Task to complete -> Tally up the lines below with "Clinical" in them. Answer with the number only.
Top of Exercise input
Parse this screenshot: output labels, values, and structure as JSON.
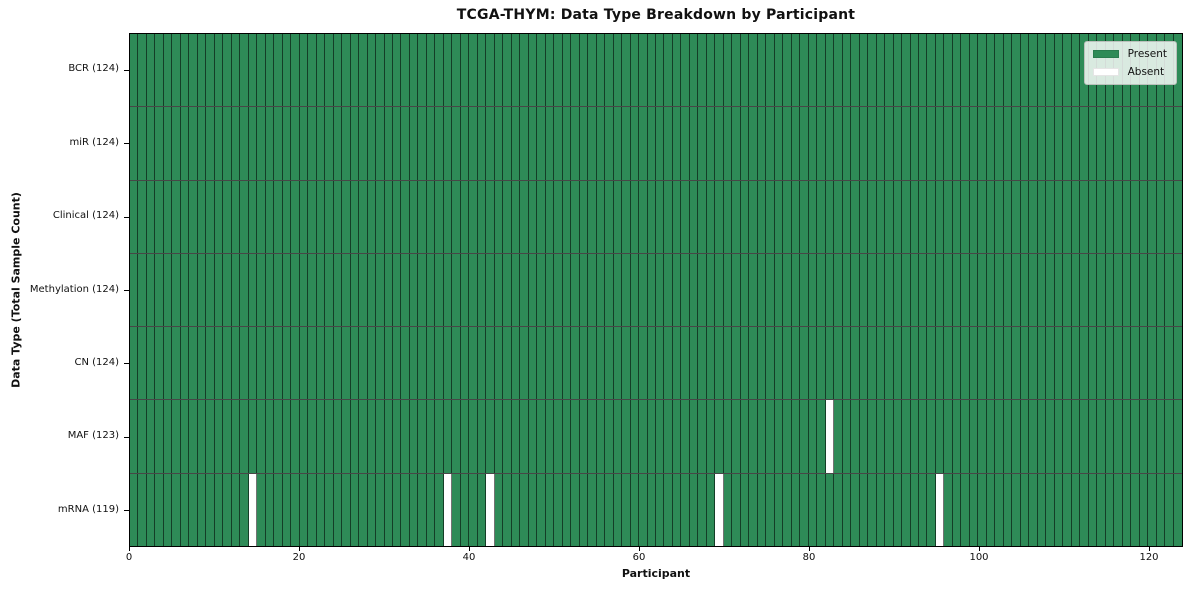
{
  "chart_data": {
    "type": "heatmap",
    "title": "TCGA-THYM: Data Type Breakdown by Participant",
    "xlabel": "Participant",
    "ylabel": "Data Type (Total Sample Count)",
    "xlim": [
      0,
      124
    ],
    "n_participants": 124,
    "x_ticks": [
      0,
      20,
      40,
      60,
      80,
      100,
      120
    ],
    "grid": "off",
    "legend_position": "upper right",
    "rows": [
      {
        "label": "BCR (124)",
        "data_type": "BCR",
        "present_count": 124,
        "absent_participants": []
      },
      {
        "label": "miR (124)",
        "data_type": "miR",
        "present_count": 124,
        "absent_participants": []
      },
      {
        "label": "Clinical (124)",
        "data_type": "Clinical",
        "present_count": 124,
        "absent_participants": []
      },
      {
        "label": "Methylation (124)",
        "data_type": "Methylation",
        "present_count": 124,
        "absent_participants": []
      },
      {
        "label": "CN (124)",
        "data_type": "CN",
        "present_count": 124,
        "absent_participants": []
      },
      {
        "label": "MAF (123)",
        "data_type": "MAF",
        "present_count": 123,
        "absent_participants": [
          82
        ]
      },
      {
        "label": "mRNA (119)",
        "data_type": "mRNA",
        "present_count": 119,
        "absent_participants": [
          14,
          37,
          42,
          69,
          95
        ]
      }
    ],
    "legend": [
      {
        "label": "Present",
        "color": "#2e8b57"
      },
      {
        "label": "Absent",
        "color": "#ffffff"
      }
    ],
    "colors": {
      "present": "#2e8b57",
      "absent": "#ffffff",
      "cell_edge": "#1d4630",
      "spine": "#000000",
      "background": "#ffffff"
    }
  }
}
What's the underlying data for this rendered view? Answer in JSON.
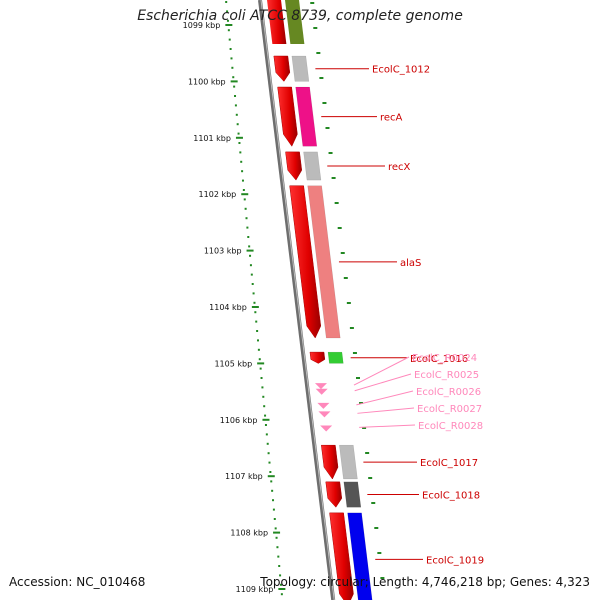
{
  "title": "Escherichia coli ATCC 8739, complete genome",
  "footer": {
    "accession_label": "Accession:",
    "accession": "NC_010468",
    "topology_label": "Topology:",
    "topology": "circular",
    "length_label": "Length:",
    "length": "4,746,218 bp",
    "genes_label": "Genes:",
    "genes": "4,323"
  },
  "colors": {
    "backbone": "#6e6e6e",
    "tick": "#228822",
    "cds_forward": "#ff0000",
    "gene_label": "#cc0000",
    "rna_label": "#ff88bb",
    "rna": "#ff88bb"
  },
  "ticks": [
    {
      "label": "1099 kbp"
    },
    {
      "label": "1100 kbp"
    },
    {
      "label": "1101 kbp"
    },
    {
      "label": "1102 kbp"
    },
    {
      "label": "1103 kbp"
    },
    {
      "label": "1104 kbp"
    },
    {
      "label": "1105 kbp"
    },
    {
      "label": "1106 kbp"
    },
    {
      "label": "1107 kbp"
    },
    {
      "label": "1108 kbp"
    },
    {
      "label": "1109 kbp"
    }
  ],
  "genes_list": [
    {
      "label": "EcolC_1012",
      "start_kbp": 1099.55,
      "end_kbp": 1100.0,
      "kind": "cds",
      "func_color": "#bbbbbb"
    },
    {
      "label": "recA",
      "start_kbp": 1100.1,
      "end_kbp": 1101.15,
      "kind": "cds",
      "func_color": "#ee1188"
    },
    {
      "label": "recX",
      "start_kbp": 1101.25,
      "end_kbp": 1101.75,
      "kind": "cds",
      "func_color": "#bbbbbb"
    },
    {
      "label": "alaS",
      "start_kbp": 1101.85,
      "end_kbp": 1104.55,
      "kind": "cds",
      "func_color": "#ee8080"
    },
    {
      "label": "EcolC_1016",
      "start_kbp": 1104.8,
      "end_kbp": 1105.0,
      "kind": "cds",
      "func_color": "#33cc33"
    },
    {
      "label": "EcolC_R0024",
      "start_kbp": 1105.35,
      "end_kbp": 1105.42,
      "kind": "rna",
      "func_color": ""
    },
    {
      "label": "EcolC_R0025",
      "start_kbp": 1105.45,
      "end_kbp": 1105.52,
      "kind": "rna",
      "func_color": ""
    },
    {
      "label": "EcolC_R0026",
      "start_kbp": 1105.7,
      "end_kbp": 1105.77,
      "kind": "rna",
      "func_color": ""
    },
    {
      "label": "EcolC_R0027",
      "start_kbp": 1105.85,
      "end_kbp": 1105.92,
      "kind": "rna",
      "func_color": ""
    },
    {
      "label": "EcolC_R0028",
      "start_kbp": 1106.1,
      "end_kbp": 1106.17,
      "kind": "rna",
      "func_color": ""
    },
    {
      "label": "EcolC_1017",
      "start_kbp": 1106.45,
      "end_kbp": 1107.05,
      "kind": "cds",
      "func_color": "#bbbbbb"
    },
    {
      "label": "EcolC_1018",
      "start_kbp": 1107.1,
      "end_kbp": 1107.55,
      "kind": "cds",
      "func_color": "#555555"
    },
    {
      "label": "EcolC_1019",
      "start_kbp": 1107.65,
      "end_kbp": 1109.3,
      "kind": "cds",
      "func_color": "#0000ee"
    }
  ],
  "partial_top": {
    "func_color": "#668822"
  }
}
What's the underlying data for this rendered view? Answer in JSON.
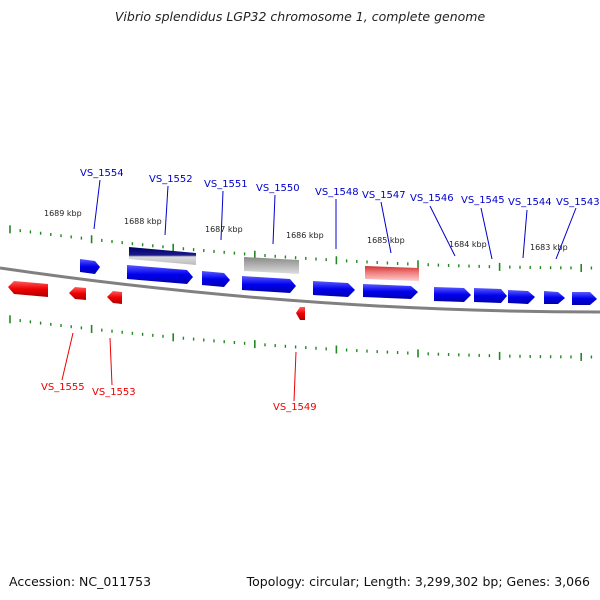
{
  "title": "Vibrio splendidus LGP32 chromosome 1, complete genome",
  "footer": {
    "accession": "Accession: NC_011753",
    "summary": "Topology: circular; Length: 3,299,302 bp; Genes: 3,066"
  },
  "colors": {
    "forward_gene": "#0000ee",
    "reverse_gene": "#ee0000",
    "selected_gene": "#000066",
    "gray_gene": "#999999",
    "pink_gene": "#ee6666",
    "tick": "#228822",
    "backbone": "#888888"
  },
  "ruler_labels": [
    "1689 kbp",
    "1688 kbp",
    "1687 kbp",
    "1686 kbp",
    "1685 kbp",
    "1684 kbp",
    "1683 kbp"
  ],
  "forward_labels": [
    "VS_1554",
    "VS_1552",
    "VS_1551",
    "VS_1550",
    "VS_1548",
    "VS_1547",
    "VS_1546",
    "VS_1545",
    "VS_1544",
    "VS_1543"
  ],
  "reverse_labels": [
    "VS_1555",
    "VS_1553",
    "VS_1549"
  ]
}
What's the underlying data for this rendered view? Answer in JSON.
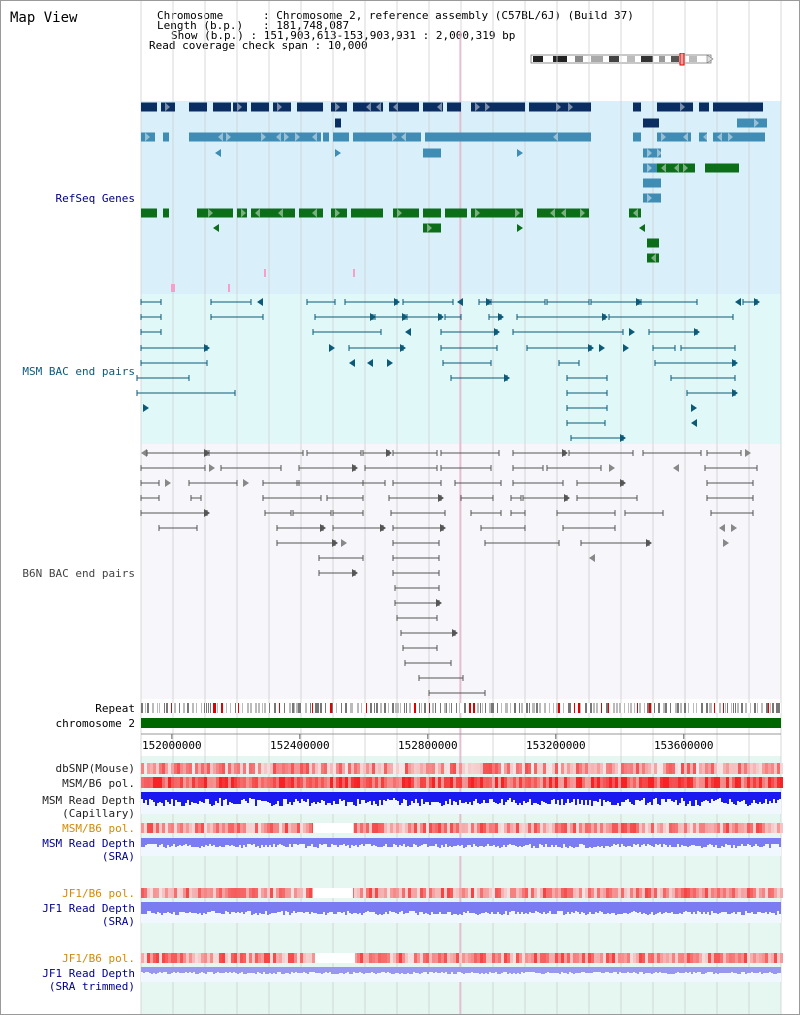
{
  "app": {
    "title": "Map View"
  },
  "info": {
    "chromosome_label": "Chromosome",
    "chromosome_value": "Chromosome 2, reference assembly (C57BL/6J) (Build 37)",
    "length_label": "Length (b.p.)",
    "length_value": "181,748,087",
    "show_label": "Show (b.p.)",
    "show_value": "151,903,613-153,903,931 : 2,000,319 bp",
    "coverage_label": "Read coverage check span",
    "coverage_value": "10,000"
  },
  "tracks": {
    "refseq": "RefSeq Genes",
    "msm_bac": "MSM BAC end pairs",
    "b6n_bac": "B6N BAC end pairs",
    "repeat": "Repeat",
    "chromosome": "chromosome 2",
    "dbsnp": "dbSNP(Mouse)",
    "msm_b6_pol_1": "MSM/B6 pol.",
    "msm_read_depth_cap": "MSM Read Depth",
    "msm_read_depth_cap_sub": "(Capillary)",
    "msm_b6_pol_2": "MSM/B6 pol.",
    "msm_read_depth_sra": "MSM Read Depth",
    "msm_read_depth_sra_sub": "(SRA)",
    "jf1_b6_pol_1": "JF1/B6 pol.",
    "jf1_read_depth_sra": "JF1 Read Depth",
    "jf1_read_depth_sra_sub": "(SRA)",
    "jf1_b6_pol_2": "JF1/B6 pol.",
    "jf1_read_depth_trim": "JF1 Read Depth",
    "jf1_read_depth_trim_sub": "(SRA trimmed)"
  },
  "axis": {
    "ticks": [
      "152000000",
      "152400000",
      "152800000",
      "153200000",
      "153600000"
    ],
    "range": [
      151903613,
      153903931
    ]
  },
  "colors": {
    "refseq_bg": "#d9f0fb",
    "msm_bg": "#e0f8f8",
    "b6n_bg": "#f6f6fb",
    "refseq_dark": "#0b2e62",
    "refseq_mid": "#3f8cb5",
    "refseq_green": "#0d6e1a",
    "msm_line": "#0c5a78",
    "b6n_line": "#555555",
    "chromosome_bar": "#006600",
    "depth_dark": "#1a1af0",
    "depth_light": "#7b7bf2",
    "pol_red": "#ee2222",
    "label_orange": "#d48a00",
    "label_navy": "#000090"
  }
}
Bottom of Exercise input
Finished exercise -> 2